▶ _TO BE DONE_
Filter the entries that follow, copying every line in which the word "JSON" appears.

>> begin GIVEN ENTRIES

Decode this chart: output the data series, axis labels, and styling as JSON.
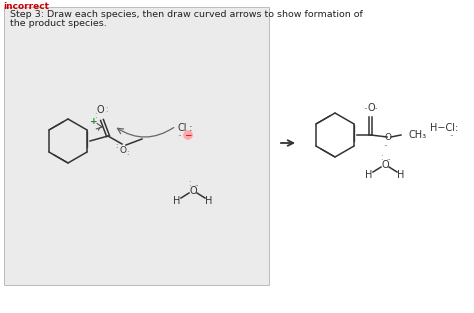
{
  "title_text": "incorrect",
  "title_color": "#cc0000",
  "box_text_line1": "Step 3: Draw each species, then draw curved arrows to show formation of",
  "box_text_line2": "the product species.",
  "bg_color": "#ffffff",
  "box_bg": "#ebebeb",
  "text_color": "#222222",
  "font_size_label": 6.8,
  "font_size_atom": 7.0,
  "font_size_small": 5.5
}
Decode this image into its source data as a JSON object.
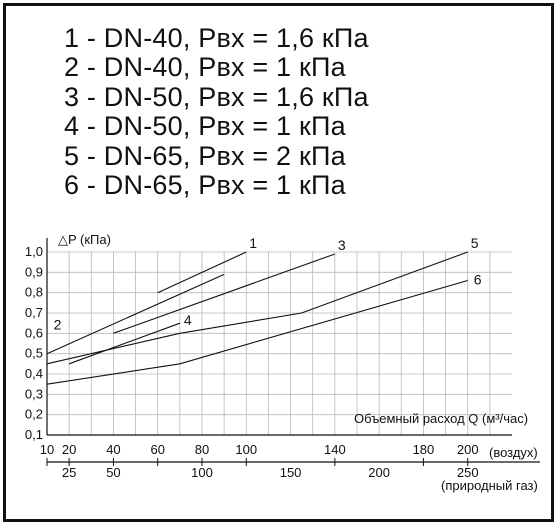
{
  "legend": [
    "1 - DN-40, Pвх = 1,6 кПа",
    "2 - DN-40, Pвх = 1 кПа",
    "3 - DN-50, Pвх = 1,6 кПа",
    "4 - DN-50, Pвх = 1 кПа",
    "5 - DN-65, Pвх = 2 кПа",
    "6 - DN-65, Pвх = 1 кПа"
  ],
  "chart_data": {
    "type": "line",
    "ylabel": "△P (кПа)",
    "xlabel": "Объемный расход Q (м³/час)",
    "y_axis": {
      "ticks": [
        "1,0",
        "0,9",
        "0,8",
        "0,7",
        "0,6",
        "0,5",
        "0,4",
        "0,3",
        "0,2",
        "0,1"
      ],
      "ylim": [
        0.1,
        1.0
      ]
    },
    "x_axis_air": {
      "label": "(воздух)",
      "ticks": [
        "10",
        "20",
        "40",
        "60",
        "80",
        "100",
        "140",
        "180",
        "200"
      ],
      "xlim": [
        10,
        220
      ]
    },
    "x_axis_gas": {
      "label": "(природный газ)",
      "ticks": [
        "25",
        "50",
        "100",
        "150",
        "200",
        "250"
      ]
    },
    "grid": true,
    "series": [
      {
        "name": "1",
        "points": [
          [
            60,
            0.8
          ],
          [
            100,
            1.0
          ]
        ]
      },
      {
        "name": "2",
        "points": [
          [
            10,
            0.5
          ],
          [
            90,
            0.89
          ]
        ]
      },
      {
        "name": "3",
        "points": [
          [
            40,
            0.6
          ],
          [
            140,
            0.99
          ]
        ]
      },
      {
        "name": "4",
        "points": [
          [
            20,
            0.45
          ],
          [
            70,
            0.65
          ]
        ]
      },
      {
        "name": "5",
        "points": [
          [
            10,
            0.45
          ],
          [
            70,
            0.6
          ],
          [
            125,
            0.7
          ],
          [
            200,
            1.0
          ]
        ]
      },
      {
        "name": "6",
        "points": [
          [
            10,
            0.35
          ],
          [
            70,
            0.45
          ],
          [
            200,
            0.86
          ]
        ]
      }
    ]
  }
}
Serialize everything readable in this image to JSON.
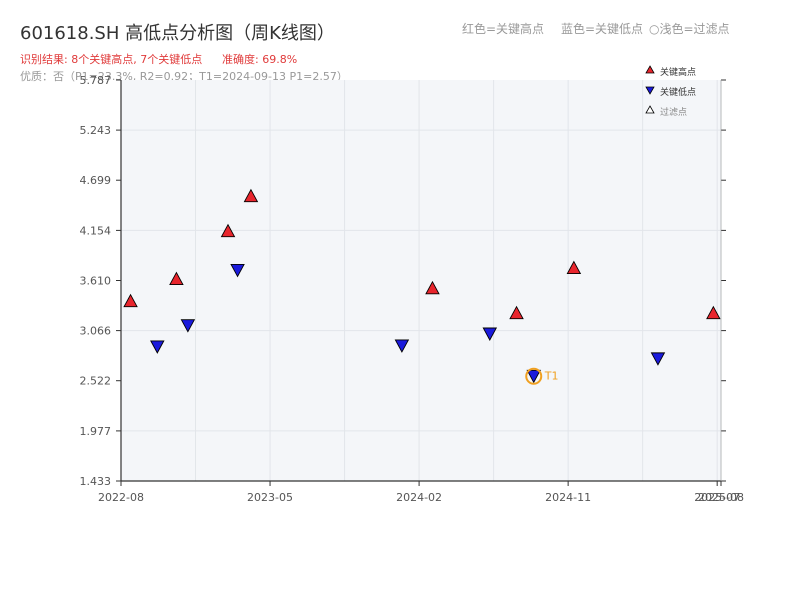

>> end GIVEN ENTRIES

▶ _RESPONSE TO THE TASK_
Decode this chart: output the data series, axis labels, and styling as JSON.
Decode this image into its source data as a JSON object.
Serialize everything readable in this image to JSON.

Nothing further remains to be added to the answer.